> _Study text_:
The Holyhead Mountain Hut Circles (Tŷ Mawr, lit. 'big house'; or Cytiau'r Gwyddelod, ) are the remains of a group of Celtic Iron Age huts near Trearddur on Holy Island, Anglesey, Wales. The site is under the care of Cadw and can be visited all year round. The construction of these huts is very similar to those at Din Lligwy, having thick stone walls.

==Hut group==
The hut group is located on a level terrace that traverses the southwestern end of Holyhead Mountain. The precise age of the hut group is not clear. Much of the site is thought to date from the Iron Age but the settlement may have been in existence over an extended period of time from the Neolithic to the Dark Ages, with different buildings being in use at different times.

The Iron Age hut circles were excavated by William Owen Stanley of Penrhos, Anglesey (son of Baron Stanley of Alderley). Stanley wrote his findings in the 1869 academic journal edition of the Archaeologia Cambrensis. He published the findings on the Ty Mawr hut circles with help from Augustus Lane Fox from the 1862 and 1868 excavations. From the 50 buildings found, 20 survive today. The site was later in a state of guardianship as of 1911 and was cleared of its artifacts in 1912-1913 and was again excavated in 1978 and 1982. Originally believed to be of during the centuries of Roman occupation of Wales, there was coin hoard and Ancient Roman pottery found. However, through Radiocarbon dating the site was determined to be from c. 1,000 BC.

Structured page parsing data
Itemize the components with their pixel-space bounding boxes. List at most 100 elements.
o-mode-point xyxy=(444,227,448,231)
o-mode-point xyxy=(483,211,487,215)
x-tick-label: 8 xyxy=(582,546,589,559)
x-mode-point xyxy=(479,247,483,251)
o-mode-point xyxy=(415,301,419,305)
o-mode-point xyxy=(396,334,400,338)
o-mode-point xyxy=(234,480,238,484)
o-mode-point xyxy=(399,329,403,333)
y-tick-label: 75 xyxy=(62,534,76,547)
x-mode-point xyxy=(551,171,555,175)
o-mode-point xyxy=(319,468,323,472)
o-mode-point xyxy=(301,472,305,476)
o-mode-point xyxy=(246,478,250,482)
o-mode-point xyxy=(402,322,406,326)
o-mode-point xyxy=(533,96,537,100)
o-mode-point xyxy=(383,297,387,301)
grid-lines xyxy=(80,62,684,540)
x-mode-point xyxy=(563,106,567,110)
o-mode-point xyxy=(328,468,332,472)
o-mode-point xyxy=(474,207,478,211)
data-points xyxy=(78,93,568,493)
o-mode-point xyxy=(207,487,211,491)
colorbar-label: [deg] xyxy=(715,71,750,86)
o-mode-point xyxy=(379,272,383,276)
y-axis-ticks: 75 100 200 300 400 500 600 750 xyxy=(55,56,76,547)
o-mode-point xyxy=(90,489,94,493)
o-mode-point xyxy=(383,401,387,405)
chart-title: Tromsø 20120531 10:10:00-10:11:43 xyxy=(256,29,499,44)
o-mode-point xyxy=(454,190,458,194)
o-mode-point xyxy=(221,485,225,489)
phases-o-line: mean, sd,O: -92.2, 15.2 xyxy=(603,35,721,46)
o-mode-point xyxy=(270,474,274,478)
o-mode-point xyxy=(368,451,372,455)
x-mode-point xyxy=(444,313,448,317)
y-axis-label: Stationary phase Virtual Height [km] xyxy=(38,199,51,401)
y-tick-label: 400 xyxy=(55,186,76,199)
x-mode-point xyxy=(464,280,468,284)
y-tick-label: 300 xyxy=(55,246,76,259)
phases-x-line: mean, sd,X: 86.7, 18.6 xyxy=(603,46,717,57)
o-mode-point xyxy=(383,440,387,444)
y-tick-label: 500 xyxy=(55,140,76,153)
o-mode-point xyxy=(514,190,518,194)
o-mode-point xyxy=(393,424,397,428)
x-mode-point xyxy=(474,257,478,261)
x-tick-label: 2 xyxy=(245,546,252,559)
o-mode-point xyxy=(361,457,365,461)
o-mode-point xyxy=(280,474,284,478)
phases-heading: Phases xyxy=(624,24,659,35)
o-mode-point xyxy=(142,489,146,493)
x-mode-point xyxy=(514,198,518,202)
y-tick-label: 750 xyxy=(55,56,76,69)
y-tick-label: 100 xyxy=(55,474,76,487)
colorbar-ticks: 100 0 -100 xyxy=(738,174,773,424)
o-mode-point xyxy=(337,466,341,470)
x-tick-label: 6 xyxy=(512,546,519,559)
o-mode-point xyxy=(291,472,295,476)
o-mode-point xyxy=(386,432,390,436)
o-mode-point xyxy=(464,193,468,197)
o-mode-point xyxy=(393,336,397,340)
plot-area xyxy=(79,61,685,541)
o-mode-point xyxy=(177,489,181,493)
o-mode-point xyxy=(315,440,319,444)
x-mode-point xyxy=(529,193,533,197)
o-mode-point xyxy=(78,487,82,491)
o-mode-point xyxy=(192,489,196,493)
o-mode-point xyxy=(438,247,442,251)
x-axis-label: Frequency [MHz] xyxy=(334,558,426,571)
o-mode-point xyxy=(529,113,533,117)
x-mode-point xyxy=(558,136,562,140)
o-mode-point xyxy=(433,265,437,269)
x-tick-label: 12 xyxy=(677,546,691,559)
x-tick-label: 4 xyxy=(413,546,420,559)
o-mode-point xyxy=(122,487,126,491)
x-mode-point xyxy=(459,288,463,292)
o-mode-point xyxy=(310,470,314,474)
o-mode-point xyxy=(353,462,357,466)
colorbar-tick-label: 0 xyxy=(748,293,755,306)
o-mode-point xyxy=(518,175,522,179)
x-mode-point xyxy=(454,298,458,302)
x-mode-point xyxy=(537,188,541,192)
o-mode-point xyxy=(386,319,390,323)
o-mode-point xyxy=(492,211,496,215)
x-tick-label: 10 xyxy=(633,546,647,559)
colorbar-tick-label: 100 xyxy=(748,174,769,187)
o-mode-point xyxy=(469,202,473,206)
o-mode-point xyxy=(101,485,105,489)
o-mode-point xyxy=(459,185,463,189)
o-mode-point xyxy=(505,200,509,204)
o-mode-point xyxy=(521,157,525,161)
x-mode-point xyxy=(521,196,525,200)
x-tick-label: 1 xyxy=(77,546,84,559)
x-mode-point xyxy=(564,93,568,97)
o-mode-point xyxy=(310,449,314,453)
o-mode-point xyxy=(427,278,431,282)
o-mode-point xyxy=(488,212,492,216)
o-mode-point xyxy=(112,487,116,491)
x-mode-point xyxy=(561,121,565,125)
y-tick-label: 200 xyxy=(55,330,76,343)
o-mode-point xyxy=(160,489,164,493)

> _Work task 1_:
Repeat the part of the Holyhead hut circles passage starting with "The Holyhead Mountain" and going on through "thick stone walls.".
> _Work task 2_:
Do these statements agree with the Holyhead hut circles passage? Answer yes or no for each, quoting the words that decide it. (a) Visitors can reach the site at any time of year. (b) All of the buildings found at the site still survive. (c) Radiocarbon dating placed the site at about 1,000 BC.
> _Work task 3_:
Resume the Holyhead hut circles passage after its last sentence.
The records were taken from a separate source.

> _Expected output 1_:
The Holyhead Mountain Hut Circles (Tŷ Mawr, lit. 'big house'; or Cytiau'r Gwyddelod, ) are the remains of a group of Celtic Iron Age huts near Trearddur on Holy Island, Anglesey, Wales. The site is under the care of Cadw and can be visited all year round. The construction of these huts is very similar to those at Din Lligwy, having thick stone walls.

> _Expected output 2_:
(a) Yes: "can be visited all year round"
(b) No: "From the 50 buildings found, 20 survive today."
(c) Yes: "through Radiocarbon dating the site was determined to be from c. 1,000 BC"

> _Expected output 3_:
About twenty huts have been reconstructed; each would originally have had a conical roof, supported by poles set on top of a low wall, covered with turf or thatch. Some of the huts are homesteads; these are mostly circular and hearths, alcoves, and a stone trough have been identified. Others are oval and have a dividing wall, still others are entered by long passages, and some are small, and may have been used as storerooms or workshops. One building at the northeastern end of the terrace has a walled enclosure or paddock adjoining. Artifacts found at the site include a broken stone axe, flint arrowheads, and pottery fragments from the late Neolithic or early Bronze Age.

==Access==
This is one of the best-preserved hut groups in Wales. The settlement is to the southeast of the South Stack Lighthouse, on the opposite side of the road from a small car park provided by the Royal Society for the Protection of Birds.

The Holyhead Mountain Hut Circles are under the care of Cadw; the site is open to the public, free of charge, throughout the year, except for 24, 25, and 26 December and New Year's Day. Access is by a stone stile over a wall.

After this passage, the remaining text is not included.